> **WORKING DATA**
/---
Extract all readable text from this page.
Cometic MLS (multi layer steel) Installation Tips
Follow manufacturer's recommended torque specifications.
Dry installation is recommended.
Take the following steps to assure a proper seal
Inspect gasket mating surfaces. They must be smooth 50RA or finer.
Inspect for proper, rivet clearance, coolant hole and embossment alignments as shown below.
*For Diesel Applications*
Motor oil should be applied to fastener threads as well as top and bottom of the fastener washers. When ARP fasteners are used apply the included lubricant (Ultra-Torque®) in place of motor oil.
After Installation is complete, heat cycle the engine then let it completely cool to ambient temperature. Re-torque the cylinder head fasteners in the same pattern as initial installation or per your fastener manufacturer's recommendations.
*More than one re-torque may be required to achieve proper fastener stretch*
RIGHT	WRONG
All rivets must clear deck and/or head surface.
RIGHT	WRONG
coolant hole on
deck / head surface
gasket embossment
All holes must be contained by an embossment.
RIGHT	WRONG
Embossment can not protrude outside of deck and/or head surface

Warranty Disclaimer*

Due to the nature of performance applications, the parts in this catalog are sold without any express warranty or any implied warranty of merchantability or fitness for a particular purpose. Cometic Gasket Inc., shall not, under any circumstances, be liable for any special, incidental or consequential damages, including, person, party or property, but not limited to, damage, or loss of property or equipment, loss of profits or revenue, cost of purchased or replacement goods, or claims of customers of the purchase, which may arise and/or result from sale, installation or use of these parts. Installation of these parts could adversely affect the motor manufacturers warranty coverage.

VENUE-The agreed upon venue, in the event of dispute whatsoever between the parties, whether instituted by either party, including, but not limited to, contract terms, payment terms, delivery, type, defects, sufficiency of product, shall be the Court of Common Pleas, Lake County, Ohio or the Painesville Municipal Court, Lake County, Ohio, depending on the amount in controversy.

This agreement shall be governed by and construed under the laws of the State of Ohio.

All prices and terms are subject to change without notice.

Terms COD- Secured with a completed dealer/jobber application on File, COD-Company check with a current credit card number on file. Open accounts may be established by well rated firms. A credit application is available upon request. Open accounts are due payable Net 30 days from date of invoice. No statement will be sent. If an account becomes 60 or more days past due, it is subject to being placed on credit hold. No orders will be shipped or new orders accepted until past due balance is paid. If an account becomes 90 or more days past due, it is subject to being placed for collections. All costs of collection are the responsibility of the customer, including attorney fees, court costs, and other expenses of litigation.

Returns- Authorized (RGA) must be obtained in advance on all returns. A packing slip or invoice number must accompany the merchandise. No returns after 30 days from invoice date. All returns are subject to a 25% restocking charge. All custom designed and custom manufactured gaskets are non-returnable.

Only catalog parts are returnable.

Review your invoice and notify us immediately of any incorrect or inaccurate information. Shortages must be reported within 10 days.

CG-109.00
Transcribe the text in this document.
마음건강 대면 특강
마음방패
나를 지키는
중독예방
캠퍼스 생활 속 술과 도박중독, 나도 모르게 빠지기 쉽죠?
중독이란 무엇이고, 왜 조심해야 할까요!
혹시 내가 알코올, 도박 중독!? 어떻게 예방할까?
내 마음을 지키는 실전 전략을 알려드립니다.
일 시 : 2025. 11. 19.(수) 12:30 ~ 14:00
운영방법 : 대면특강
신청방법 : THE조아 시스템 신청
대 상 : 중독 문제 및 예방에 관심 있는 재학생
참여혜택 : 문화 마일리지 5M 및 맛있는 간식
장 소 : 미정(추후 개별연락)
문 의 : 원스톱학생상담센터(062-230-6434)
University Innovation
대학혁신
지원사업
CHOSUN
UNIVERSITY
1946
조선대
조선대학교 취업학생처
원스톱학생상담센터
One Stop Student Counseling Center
\---
> **WORK REQUIRED**
Output every record above exactly as it appears.

> **EXERCISE RESPONSE**
Extract all readable text from this page.
Cometic MLS (multi layer steel) Installation Tips
Follow manufacturer's recommended torque specifications.
Dry installation is recommended.
Take the following steps to assure a proper seal
Inspect gasket mating surfaces. They must be smooth 50RA or finer.
Inspect for proper, rivet clearance, coolant hole and embossment alignments as shown below.
*For Diesel Applications*
Motor oil should be applied to fastener threads as well as top and bottom of the fastener washers. When ARP fasteners are used apply the included lubricant (Ultra-Torque®) in place of motor oil.
After Installation is complete, heat cycle the engine then let it completely cool to ambient temperature. Re-torque the cylinder head fasteners in the same pattern as initial installation or per your fastener manufacturer's recommendations.
*More than one re-torque may be required to achieve proper fastener stretch*
RIGHT	WRONG
All rivets must clear deck and/or head surface.
RIGHT	WRONG
coolant hole on
deck / head surface
gasket embossment
All holes must be contained by an embossment.
RIGHT	WRONG
Embossment can not protrude outside of deck and/or head surface

Warranty Disclaimer*

Due to the nature of performance applications, the parts in this catalog are sold without any express warranty or any implied warranty of merchantability or fitness for a particular purpose. Cometic Gasket Inc., shall not, under any circumstances, be liable for any special, incidental or consequential damages, including, person, party or property, but not limited to, damage, or loss of property or equipment, loss of profits or revenue, cost of purchased or replacement goods, or claims of customers of the purchase, which may arise and/or result from sale, installation or use of these parts. Installation of these parts could adversely affect the motor manufacturers warranty coverage.

VENUE-The agreed upon venue, in the event of dispute whatsoever between the parties, whether instituted by either party, including, but not limited to, contract terms, payment terms, delivery, type, defects, sufficiency of product, shall be the Court of Common Pleas, Lake County, Ohio or the Painesville Municipal Court, Lake County, Ohio, depending on the amount in controversy.

This agreement shall be governed by and construed under the laws of the State of Ohio.

All prices and terms are subject to change without notice.

Terms COD- Secured with a completed dealer/jobber application on File, COD-Company check with a current credit card number on file. Open accounts may be established by well rated firms. A credit application is available upon request. Open accounts are due payable Net 30 days from date of invoice. No statement will be sent. If an account becomes 60 or more days past due, it is subject to being placed on credit hold. No orders will be shipped or new orders accepted until past due balance is paid. If an account becomes 90 or more days past due, it is subject to being placed for collections. All costs of collection are the responsibility of the customer, including attorney fees, court costs, and other expenses of litigation.

Returns- Authorized (RGA) must be obtained in advance on all returns. A packing slip or invoice number must accompany the merchandise. No returns after 30 days from invoice date. All returns are subject to a 25% restocking charge. All custom designed and custom manufactured gaskets are non-returnable.

Only catalog parts are returnable.

Review your invoice and notify us immediately of any incorrect or inaccurate information. Shortages must be reported within 10 days.

CG-109.00
Transcribe the text in this document.
마음건강 대면 특강
마음방패
나를 지키는
중독예방
캠퍼스 생활 속 술과 도박중독, 나도 모르게 빠지기 쉽죠?
중독이란 무엇이고, 왜 조심해야 할까요!
혹시 내가 알코올, 도박 중독!? 어떻게 예방할까?
내 마음을 지키는 실전 전략을 알려드립니다.
일 시 : 2025. 11. 19.(수) 12:30 ~ 14:00
운영방법 : 대면특강
신청방법 : THE조아 시스템 신청
대 상 : 중독 문제 및 예방에 관심 있는 재학생
참여혜택 : 문화 마일리지 5M 및 맛있는 간식
장 소 : 미정(추후 개별연락)
문 의 : 원스톱학생상담센터(062-230-6434)
University Innovation
대학혁신
지원사업
CHOSUN
UNIVERSITY
1946
조선대
조선대학교 취업학생처
원스톱학생상담센터
One Stop Student Counseling Center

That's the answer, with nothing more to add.